### Study text
==================================================

Health ministers promise united front on wait-time funds
SHAWNA RICHER
Globe and Mail Update
MONCTON — Provincial and territorial health ministers have promised to present a united front Saturday when asking federal Health Minister Tony Clement for more money to meet waiting-time guarantees for patients.
“I believe we will make significant progress with the federal minister,” said Michael Murphy, New Brunswick Health Minister and chair of the conference. “We want to make sure [Mr. Clement] is aware we want active participation in a number of initiatives by the federal government, and that pilot projects are one thing but long-term funding for a number of the initiatives being considered by [Ottawa] are another.”
The ministers say that they need guaranteed funding from Ottawa to meet guaranteed waiting times and that while a 2004 accord with the federal government provides money for studies, there is none to meet the waiting-time targets.
“If you want to [reduce waiting times] there is a price tag,” Mr. Murphy said. “The costs are escalating and we have to rein those costs in. We have to make sure those people who need care are cared for and that it is provided under the Canada Health Act.”
The provincial health ministers were scheduled to have dinner with Mr. Clement last night and have formal meetings today. Alberta, Quebec and the Yukon were not represented here.

==================================================

### Data listing
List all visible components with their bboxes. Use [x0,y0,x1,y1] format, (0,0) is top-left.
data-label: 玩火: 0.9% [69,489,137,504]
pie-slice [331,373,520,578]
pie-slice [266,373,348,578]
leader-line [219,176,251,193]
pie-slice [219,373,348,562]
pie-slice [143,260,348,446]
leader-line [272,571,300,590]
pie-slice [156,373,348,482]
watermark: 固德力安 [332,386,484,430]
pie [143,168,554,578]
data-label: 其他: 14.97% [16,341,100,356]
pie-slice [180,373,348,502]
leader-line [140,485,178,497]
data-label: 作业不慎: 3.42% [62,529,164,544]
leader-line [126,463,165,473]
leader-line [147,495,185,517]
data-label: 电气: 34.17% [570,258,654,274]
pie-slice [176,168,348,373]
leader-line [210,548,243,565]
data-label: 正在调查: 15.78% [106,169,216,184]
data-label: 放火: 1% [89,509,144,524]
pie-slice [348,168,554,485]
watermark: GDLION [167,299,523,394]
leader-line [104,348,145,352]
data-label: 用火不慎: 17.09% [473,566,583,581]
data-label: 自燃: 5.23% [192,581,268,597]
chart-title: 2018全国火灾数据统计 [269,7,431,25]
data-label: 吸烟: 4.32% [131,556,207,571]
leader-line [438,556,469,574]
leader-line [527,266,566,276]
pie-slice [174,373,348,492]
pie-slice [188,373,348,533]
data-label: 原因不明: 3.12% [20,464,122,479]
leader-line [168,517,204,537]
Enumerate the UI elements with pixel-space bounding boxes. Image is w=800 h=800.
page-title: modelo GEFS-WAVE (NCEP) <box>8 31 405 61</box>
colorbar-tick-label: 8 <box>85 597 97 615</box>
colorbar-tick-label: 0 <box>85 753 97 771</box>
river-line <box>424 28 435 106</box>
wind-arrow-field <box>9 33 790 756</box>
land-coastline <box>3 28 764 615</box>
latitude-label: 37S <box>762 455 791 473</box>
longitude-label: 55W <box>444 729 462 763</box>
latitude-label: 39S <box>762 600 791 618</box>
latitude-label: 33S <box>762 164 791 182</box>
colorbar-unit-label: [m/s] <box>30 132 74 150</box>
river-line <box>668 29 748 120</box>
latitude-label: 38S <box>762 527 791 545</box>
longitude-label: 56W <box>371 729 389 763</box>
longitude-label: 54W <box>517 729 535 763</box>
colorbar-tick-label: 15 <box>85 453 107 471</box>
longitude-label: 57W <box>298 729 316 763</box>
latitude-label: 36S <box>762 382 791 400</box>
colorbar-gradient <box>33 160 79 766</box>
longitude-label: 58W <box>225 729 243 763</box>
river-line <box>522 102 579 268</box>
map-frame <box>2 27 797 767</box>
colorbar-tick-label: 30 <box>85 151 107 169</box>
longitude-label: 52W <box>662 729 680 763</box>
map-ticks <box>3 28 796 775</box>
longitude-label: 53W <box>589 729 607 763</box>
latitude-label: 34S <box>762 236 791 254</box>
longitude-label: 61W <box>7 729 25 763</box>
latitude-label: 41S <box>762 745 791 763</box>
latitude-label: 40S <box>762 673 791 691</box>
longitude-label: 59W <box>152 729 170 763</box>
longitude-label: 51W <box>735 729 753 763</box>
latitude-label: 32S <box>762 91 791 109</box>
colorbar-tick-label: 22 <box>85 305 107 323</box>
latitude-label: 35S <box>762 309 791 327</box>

==================================================

### Assignment A
Using the wait-time funding article, decide whether each statement agrees with the text, answering yes or no and quoting the words that settle it: (i) the 2004 accord provides money for studies; (ii) Quebec was represented at the meeting; (iii) Michael Murphy chairs the conference.
### Assignment B
Translate this sentence from the wait-time funding article into French: "The provincial health ministers were scheduled to have dinner with Mr. Clement last night and have formal meetings today."
### Assignment C
In one to three sentences, explain why, according to the wait-time funding article, the ministers say they need guaranteed funding from Ottawa.
The listing has nothing to do with the wait-time funding article.

### Written reply A
(i) Yes: "while a 2004 accord with the federal government provides money for studies"
(ii) No: "Alberta, Quebec and the Yukon were not represented here."
(iii) Yes: "New Brunswick Health Minister and chair of the conference"

### Written reply B
Les ministres provinciaux de la Santé devaient dîner avec M. Clement hier soir et tenir des réunions officielles aujourd'hui.

### Written reply C
They need it to meet guaranteed waiting times. The 2004 accord with the federal government provides money for studies, but there is none to meet the waiting-time targets.